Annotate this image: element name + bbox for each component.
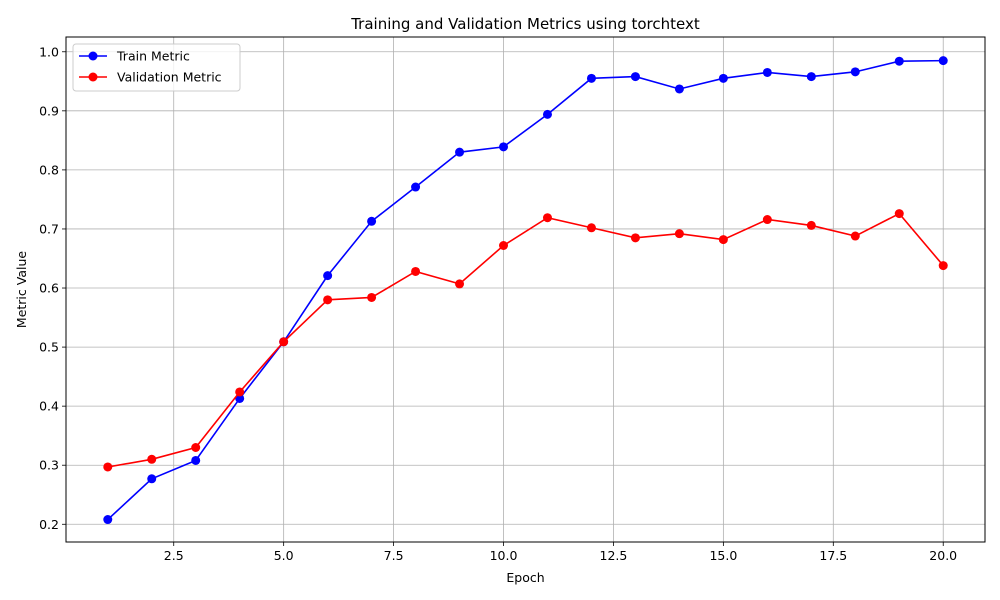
data-point [894,209,904,219]
series-line-0 [107,59,944,521]
data-point [938,56,948,66]
y-tick-label: 0.6 [39,281,59,296]
y-tick-label: 0.3 [39,458,59,473]
y-tick-label: 0.8 [39,162,59,177]
data-point [147,474,157,484]
legend-marker [88,72,98,82]
y-tick-label: 0.4 [39,399,59,414]
data-point [235,393,245,403]
x-tick-label: 10.0 [490,548,518,563]
x-tick-label: 5.0 [274,548,294,563]
chart-title: Training and Validation Metrics using to… [350,15,700,33]
legend-label: Validation Metric [117,70,222,85]
data-point [499,240,509,250]
data-point [762,215,772,225]
y-tick-label: 0.9 [39,103,59,118]
data-point [674,229,684,239]
data-point [630,72,640,82]
legend: Train Metric Validation Metric [72,43,241,92]
x-tick-label: 15.0 [709,548,737,563]
data-point [542,213,552,223]
data-point [542,109,552,119]
data-point [279,337,289,347]
data-point [674,84,684,94]
y-tick-label: 1.0 [39,44,59,59]
data-point [191,455,201,465]
x-tick-label: 12.5 [600,548,628,563]
legend-box [72,43,241,92]
grid [66,37,985,542]
data-point [586,223,596,233]
data-point [499,142,509,152]
series-line-1 [107,212,944,468]
x-axis-label: Epoch [506,570,544,585]
legend-label: Train Metric [116,49,190,64]
data-point [806,72,816,82]
data-point [411,182,421,192]
data-point [323,271,333,281]
data-point [850,231,860,241]
x-tick-label: 17.5 [819,548,847,563]
data-point [191,442,201,452]
axis-ticks: 2.5 5.0 7.5 10.0 12.5 15.0 17.5 20.0 0.2 0.3 0.4 0.… [39,44,957,563]
data-point [147,454,157,464]
data-point [806,220,816,230]
data-point [630,233,640,243]
data-point [455,147,465,157]
data-point [367,292,377,302]
y-tick-label: 0.7 [39,221,59,236]
data-point [323,295,333,305]
data-point [894,56,904,66]
plot-frame [65,36,986,543]
data-point [367,216,377,226]
data-point [103,462,113,472]
legend-marker [88,51,98,61]
x-tick-label: 7.5 [384,548,404,563]
data-point [718,235,728,245]
x-tick-label: 20.0 [929,548,957,563]
data-point [235,387,245,397]
series-layer [103,56,948,525]
data-point [850,67,860,77]
data-point [103,515,113,525]
y-tick-label: 0.2 [39,517,59,532]
data-point [762,67,772,77]
y-axis-label: Metric Value [14,251,29,328]
x-tick-label: 2.5 [164,548,184,563]
y-tick-label: 0.5 [39,340,59,355]
data-point [938,261,948,271]
data-point [718,73,728,83]
data-point [586,73,596,83]
data-point [455,279,465,289]
data-point [411,266,421,276]
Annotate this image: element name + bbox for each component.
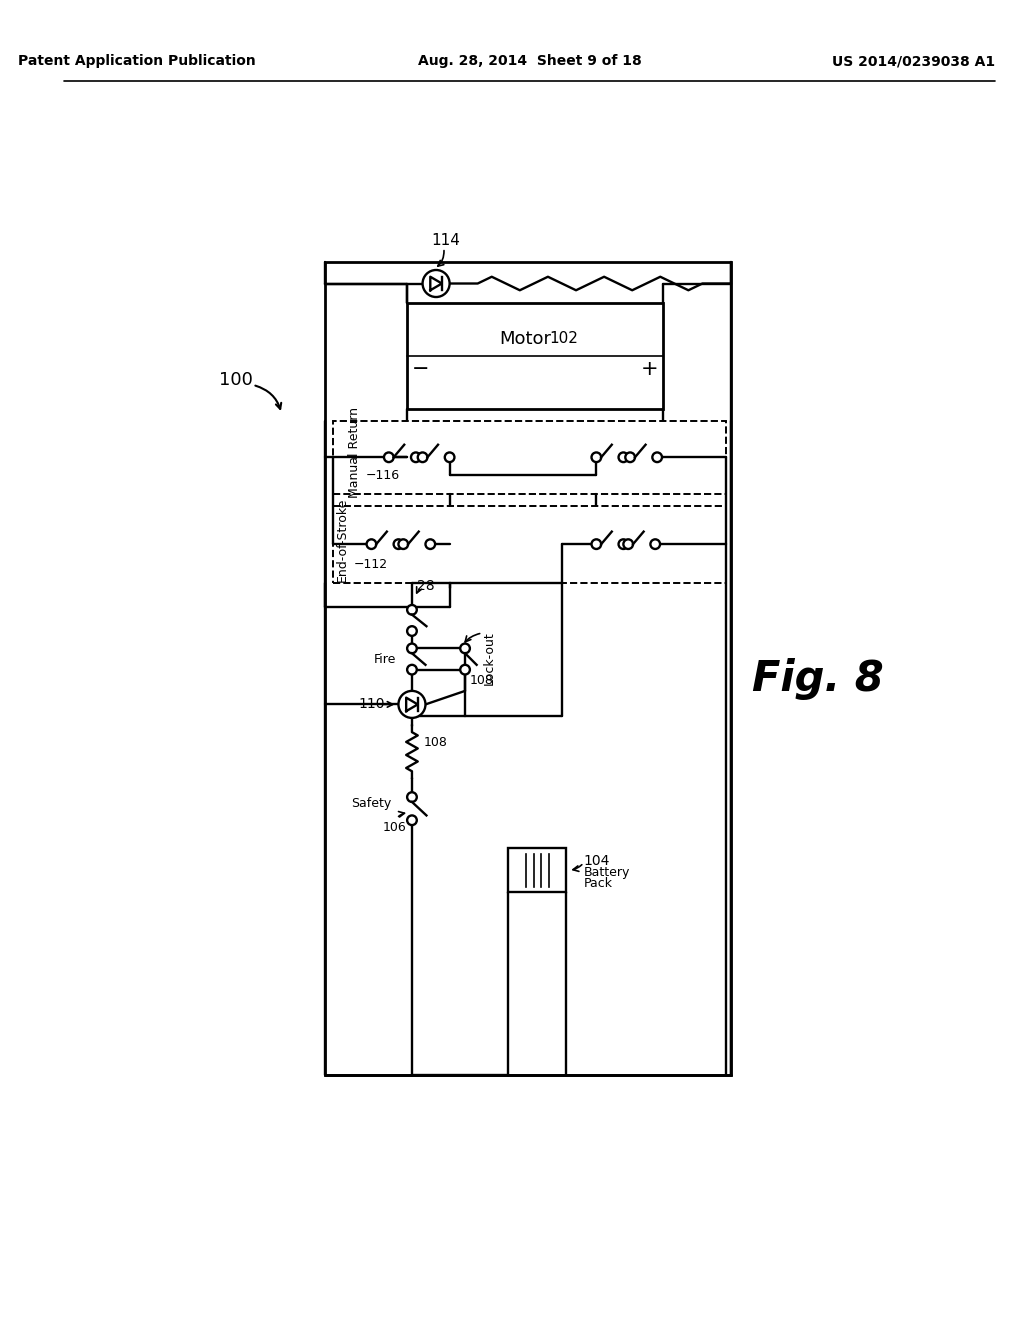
Text: 104: 104: [584, 854, 610, 867]
Text: −116: −116: [366, 470, 399, 482]
Text: Battery: Battery: [584, 866, 630, 879]
Text: Aug. 28, 2014  Sheet 9 of 18: Aug. 28, 2014 Sheet 9 of 18: [418, 54, 642, 69]
Text: Motor: Motor: [500, 330, 551, 347]
Circle shape: [626, 453, 635, 462]
Circle shape: [411, 453, 421, 462]
Text: −: −: [412, 359, 429, 379]
Circle shape: [592, 453, 601, 462]
Circle shape: [460, 665, 470, 675]
Text: −112: −112: [354, 558, 388, 572]
Circle shape: [408, 665, 417, 675]
Circle shape: [408, 644, 417, 653]
Circle shape: [367, 540, 376, 549]
Circle shape: [652, 453, 662, 462]
Text: 102: 102: [550, 331, 579, 346]
Text: +: +: [641, 359, 658, 379]
Circle shape: [650, 540, 660, 549]
Text: Pack: Pack: [584, 878, 612, 891]
Text: 108: 108: [424, 735, 447, 748]
Text: 114: 114: [431, 232, 460, 248]
Circle shape: [384, 453, 393, 462]
Circle shape: [408, 816, 417, 825]
Bar: [325, 263, 730, 1074]
Text: Fire: Fire: [374, 652, 396, 665]
Text: End-of-Stroke: End-of-Stroke: [336, 498, 349, 582]
Circle shape: [408, 626, 417, 636]
Circle shape: [398, 690, 426, 718]
Circle shape: [423, 271, 450, 297]
Bar: [408, 302, 663, 409]
Text: 28: 28: [417, 578, 434, 593]
Text: US 2014/0239038 A1: US 2014/0239038 A1: [833, 54, 995, 69]
Bar: [509, 849, 566, 892]
Bar: [333, 421, 726, 494]
Circle shape: [398, 540, 409, 549]
Circle shape: [393, 540, 403, 549]
Circle shape: [408, 605, 417, 615]
Text: 108: 108: [470, 675, 494, 688]
Circle shape: [408, 792, 417, 803]
Circle shape: [444, 453, 455, 462]
Circle shape: [624, 540, 633, 549]
Text: Fig. 8: Fig. 8: [752, 659, 884, 701]
Circle shape: [418, 453, 427, 462]
Text: 110: 110: [358, 697, 385, 711]
Text: 100: 100: [219, 371, 253, 389]
Text: Patent Application Publication: Patent Application Publication: [18, 54, 256, 69]
Bar: [333, 506, 726, 582]
Circle shape: [618, 453, 628, 462]
Text: Lock-out: Lock-out: [482, 631, 496, 685]
Circle shape: [618, 540, 628, 549]
Circle shape: [460, 644, 470, 653]
Text: Manual Return: Manual Return: [347, 407, 360, 498]
Circle shape: [592, 540, 601, 549]
Circle shape: [426, 540, 435, 549]
Text: Safety: Safety: [351, 797, 391, 810]
Text: 106: 106: [383, 821, 407, 834]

### WRITTEN TASK
Write out every line of the records above exactly as it appears, leaving out the pictures.

### EXERCISE RESPONSE
Annotate this image: element name + bbox for each component.
data-point [894,209,904,219]
series-line-0 [107,59,944,521]
data-point [938,56,948,66]
y-tick-label: 0.6 [39,281,59,296]
y-tick-label: 0.3 [39,458,59,473]
y-tick-label: 0.8 [39,162,59,177]
data-point [147,474,157,484]
legend-marker [88,72,98,82]
y-tick-label: 0.4 [39,399,59,414]
data-point [235,393,245,403]
x-tick-label: 10.0 [490,548,518,563]
x-tick-label: 5.0 [274,548,294,563]
chart-title: Training and Validation Metrics using to… [350,15,700,33]
legend-label: Validation Metric [117,70,222,85]
data-point [499,240,509,250]
data-point [762,215,772,225]
y-tick-label: 0.9 [39,103,59,118]
data-point [674,229,684,239]
data-point [630,72,640,82]
legend: Train Metric Validation Metric [72,43,241,92]
x-tick-label: 15.0 [709,548,737,563]
data-point [542,213,552,223]
data-point [542,109,552,119]
data-point [279,337,289,347]
data-point [674,84,684,94]
y-tick-label: 1.0 [39,44,59,59]
data-point [191,455,201,465]
x-tick-label: 12.5 [600,548,628,563]
legend-box [72,43,241,92]
grid [66,37,985,542]
data-point [586,223,596,233]
data-point [499,142,509,152]
series-line-1 [107,212,944,468]
x-axis-label: Epoch [506,570,544,585]
legend-label: Train Metric [116,49,190,64]
data-point [806,72,816,82]
data-point [411,182,421,192]
data-point [323,271,333,281]
data-point [850,231,860,241]
x-tick-label: 17.5 [819,548,847,563]
data-point [191,442,201,452]
axis-ticks: 2.5 5.0 7.5 10.0 12.5 15.0 17.5 20.0 0.2 0.3 0.4 0.… [39,44,957,563]
data-point [147,454,157,464]
data-point [806,220,816,230]
data-point [630,233,640,243]
data-point [455,147,465,157]
data-point [367,292,377,302]
y-tick-label: 0.7 [39,221,59,236]
data-point [323,295,333,305]
data-point [894,56,904,66]
plot-frame [65,36,986,543]
data-point [367,216,377,226]
data-point [103,462,113,472]
legend-marker [88,51,98,61]
x-tick-label: 7.5 [384,548,404,563]
data-point [718,235,728,245]
x-tick-label: 20.0 [929,548,957,563]
data-point [235,387,245,397]
series-layer [103,56,948,525]
data-point [850,67,860,77]
data-point [103,515,113,525]
y-tick-label: 0.2 [39,517,59,532]
data-point [762,67,772,77]
y-axis-label: Metric Value [14,251,29,328]
x-tick-label: 2.5 [164,548,184,563]
y-tick-label: 0.5 [39,340,59,355]
data-point [938,261,948,271]
data-point [718,73,728,83]
data-point [586,73,596,83]
data-point [455,279,465,289]
data-point [411,266,421,276]
Annotate this image: element name + bbox for each component.
Text: 104: 104: [584, 854, 610, 867]
Text: −116: −116: [366, 470, 399, 482]
Text: Battery: Battery: [584, 866, 630, 879]
Text: Aug. 28, 2014  Sheet 9 of 18: Aug. 28, 2014 Sheet 9 of 18: [418, 54, 642, 69]
Text: Motor: Motor: [500, 330, 551, 347]
Circle shape: [626, 453, 635, 462]
Circle shape: [411, 453, 421, 462]
Text: −: −: [412, 359, 429, 379]
Circle shape: [592, 453, 601, 462]
Circle shape: [460, 665, 470, 675]
Text: −112: −112: [354, 558, 388, 572]
Circle shape: [408, 665, 417, 675]
Circle shape: [408, 644, 417, 653]
Circle shape: [367, 540, 376, 549]
Circle shape: [652, 453, 662, 462]
Text: 102: 102: [550, 331, 579, 346]
Text: +: +: [641, 359, 658, 379]
Circle shape: [650, 540, 660, 549]
Text: Pack: Pack: [584, 878, 612, 891]
Text: 108: 108: [424, 735, 447, 748]
Text: 114: 114: [431, 232, 460, 248]
Circle shape: [384, 453, 393, 462]
Circle shape: [408, 816, 417, 825]
Bar: [325, 263, 730, 1074]
Text: Fire: Fire: [374, 652, 396, 665]
Text: End-of-Stroke: End-of-Stroke: [336, 498, 349, 582]
Circle shape: [408, 626, 417, 636]
Circle shape: [398, 690, 426, 718]
Circle shape: [423, 271, 450, 297]
Bar: [408, 302, 663, 409]
Text: 28: 28: [417, 578, 434, 593]
Text: US 2014/0239038 A1: US 2014/0239038 A1: [833, 54, 995, 69]
Bar: [509, 849, 566, 892]
Bar: [333, 421, 726, 494]
Circle shape: [398, 540, 409, 549]
Circle shape: [393, 540, 403, 549]
Circle shape: [408, 605, 417, 615]
Text: 108: 108: [470, 675, 494, 688]
Circle shape: [408, 792, 417, 803]
Circle shape: [444, 453, 455, 462]
Circle shape: [624, 540, 633, 549]
Text: Fig. 8: Fig. 8: [752, 659, 884, 701]
Circle shape: [418, 453, 427, 462]
Text: 110: 110: [358, 697, 385, 711]
Text: 100: 100: [219, 371, 253, 389]
Text: Patent Application Publication: Patent Application Publication: [18, 54, 256, 69]
Bar: [333, 506, 726, 582]
Circle shape: [618, 453, 628, 462]
Text: Lock-out: Lock-out: [482, 631, 496, 685]
Circle shape: [618, 540, 628, 549]
Circle shape: [460, 644, 470, 653]
Text: Manual Return: Manual Return: [347, 407, 360, 498]
Circle shape: [592, 540, 601, 549]
Circle shape: [426, 540, 435, 549]
Text: Safety: Safety: [351, 797, 391, 810]
Text: 106: 106: [383, 821, 407, 834]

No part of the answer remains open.